_THE EXERCISE_
Copy out, word for word, everything from the start of the listing down to the line that contains "The inner surface 11 is at (168, 355).", including that line.
* begin DATA EXTRACT *
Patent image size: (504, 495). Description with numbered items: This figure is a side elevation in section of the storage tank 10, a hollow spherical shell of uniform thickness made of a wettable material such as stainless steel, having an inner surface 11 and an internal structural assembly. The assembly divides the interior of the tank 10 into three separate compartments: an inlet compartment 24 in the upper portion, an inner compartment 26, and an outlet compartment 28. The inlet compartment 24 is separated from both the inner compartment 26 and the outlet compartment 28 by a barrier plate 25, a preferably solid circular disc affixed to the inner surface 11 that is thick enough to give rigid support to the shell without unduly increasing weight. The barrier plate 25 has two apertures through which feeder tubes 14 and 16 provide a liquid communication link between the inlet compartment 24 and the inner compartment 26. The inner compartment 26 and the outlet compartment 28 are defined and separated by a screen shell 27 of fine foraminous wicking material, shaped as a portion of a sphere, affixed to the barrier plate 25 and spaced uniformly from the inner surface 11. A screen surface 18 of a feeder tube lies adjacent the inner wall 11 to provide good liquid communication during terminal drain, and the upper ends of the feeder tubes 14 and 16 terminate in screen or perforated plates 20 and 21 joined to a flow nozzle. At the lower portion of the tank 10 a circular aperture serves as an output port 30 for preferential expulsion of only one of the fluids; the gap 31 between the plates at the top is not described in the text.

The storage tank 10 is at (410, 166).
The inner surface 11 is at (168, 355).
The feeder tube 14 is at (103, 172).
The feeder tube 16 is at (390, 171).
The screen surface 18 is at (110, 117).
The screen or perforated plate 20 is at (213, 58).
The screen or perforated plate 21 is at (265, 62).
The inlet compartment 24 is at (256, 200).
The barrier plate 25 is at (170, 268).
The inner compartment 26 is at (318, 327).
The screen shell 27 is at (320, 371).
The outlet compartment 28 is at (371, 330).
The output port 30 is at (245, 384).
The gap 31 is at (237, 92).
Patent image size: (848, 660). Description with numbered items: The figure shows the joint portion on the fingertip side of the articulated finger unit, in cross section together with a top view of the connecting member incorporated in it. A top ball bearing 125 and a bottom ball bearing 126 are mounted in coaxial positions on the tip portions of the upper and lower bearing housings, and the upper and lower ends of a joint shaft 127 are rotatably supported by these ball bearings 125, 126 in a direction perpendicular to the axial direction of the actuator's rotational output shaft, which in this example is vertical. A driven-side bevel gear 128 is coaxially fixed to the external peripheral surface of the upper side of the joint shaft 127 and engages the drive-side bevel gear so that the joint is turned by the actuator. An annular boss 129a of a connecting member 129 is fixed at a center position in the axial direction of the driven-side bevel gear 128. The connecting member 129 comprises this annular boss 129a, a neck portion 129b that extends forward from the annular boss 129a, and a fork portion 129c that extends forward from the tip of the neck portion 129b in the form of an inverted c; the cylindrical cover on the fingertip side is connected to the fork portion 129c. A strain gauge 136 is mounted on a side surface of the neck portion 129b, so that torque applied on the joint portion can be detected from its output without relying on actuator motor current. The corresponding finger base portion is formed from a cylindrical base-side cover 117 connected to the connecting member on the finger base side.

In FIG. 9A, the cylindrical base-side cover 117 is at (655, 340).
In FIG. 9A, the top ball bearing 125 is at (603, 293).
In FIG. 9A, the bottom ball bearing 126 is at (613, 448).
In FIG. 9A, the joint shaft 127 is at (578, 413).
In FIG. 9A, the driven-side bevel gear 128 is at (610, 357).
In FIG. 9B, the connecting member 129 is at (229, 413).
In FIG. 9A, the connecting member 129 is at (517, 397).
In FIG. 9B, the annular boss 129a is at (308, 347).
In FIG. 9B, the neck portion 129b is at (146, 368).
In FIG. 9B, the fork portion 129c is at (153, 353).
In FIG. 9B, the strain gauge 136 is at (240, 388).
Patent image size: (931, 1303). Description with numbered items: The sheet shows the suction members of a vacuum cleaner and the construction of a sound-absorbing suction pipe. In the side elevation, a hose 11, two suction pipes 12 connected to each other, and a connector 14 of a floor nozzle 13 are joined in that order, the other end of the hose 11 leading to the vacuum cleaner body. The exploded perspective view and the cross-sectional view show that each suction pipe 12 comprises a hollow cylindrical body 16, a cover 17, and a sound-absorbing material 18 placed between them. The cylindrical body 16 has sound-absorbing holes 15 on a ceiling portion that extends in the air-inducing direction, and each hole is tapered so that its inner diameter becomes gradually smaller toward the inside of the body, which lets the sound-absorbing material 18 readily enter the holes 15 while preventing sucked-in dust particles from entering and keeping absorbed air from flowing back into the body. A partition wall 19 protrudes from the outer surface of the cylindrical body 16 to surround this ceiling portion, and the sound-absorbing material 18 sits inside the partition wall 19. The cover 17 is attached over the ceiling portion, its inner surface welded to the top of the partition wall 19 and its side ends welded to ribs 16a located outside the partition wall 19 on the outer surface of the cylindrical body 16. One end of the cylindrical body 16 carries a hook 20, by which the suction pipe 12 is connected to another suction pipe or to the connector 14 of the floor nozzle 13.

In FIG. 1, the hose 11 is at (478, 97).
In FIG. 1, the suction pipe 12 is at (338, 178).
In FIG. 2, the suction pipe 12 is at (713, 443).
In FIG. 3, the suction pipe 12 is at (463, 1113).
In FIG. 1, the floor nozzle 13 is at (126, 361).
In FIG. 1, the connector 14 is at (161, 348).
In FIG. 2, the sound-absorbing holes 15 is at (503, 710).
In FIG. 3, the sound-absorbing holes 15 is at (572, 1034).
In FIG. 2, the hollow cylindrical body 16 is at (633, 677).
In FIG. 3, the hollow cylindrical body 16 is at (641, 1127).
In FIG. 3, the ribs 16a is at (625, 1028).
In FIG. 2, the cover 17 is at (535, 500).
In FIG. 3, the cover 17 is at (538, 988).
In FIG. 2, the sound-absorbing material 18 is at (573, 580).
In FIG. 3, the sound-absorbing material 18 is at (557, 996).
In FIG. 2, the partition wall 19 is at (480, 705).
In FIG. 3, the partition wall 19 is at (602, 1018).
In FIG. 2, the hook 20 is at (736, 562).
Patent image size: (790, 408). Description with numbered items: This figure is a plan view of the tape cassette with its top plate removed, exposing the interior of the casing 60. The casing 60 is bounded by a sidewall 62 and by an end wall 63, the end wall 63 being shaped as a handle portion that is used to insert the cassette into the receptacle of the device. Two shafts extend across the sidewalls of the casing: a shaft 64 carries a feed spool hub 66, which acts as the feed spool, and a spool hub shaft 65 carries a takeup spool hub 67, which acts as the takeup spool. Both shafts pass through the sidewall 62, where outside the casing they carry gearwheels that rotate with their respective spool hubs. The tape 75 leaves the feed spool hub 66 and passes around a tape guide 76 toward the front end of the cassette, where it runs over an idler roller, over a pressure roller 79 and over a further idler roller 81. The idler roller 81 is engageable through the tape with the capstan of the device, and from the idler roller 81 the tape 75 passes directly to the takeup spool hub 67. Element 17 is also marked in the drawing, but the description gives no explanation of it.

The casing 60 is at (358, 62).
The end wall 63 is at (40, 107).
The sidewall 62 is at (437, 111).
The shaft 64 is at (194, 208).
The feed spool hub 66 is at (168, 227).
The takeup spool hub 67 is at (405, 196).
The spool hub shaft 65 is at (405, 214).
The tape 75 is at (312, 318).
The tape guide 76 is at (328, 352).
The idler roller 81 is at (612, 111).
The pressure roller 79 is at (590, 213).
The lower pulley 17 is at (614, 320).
* end DATA EXTRACT *
_REPLY_
Patent image size: (504, 495). Description with numbered items: This figure is a side elevation in section of the storage tank 10, a hollow spherical shell of uniform thickness made of a wettable material such as stainless steel, having an inner surface 11 and an internal structural assembly. The assembly divides the interior of the tank 10 into three separate compartments: an inlet compartment 24 in the upper portion, an inner compartment 26, and an outlet compartment 28. The inlet compartment 24 is separated from both the inner compartment 26 and the outlet compartment 28 by a barrier plate 25, a preferably solid circular disc affixed to the inner surface 11 that is thick enough to give rigid support to the shell without unduly increasing weight. The barrier plate 25 has two apertures through which feeder tubes 14 and 16 provide a liquid communication link between the inlet compartment 24 and the inner compartment 26. The inner compartment 26 and the outlet compartment 28 are defined and separated by a screen shell 27 of fine foraminous wicking material, shaped as a portion of a sphere, affixed to the barrier plate 25 and spaced uniformly from the inner surface 11. A screen surface 18 of a feeder tube lies adjacent the inner wall 11 to provide good liquid communication during terminal drain, and the upper ends of the feeder tubes 14 and 16 terminate in screen or perforated plates 20 and 21 joined to a flow nozzle. At the lower portion of the tank 10 a circular aperture serves as an output port 30 for preferential expulsion of only one of the fluids; the gap 31 between the plates at the top is not described in the text.

The storage tank 10 is at (410, 166).
The inner surface 11 is at (168, 355).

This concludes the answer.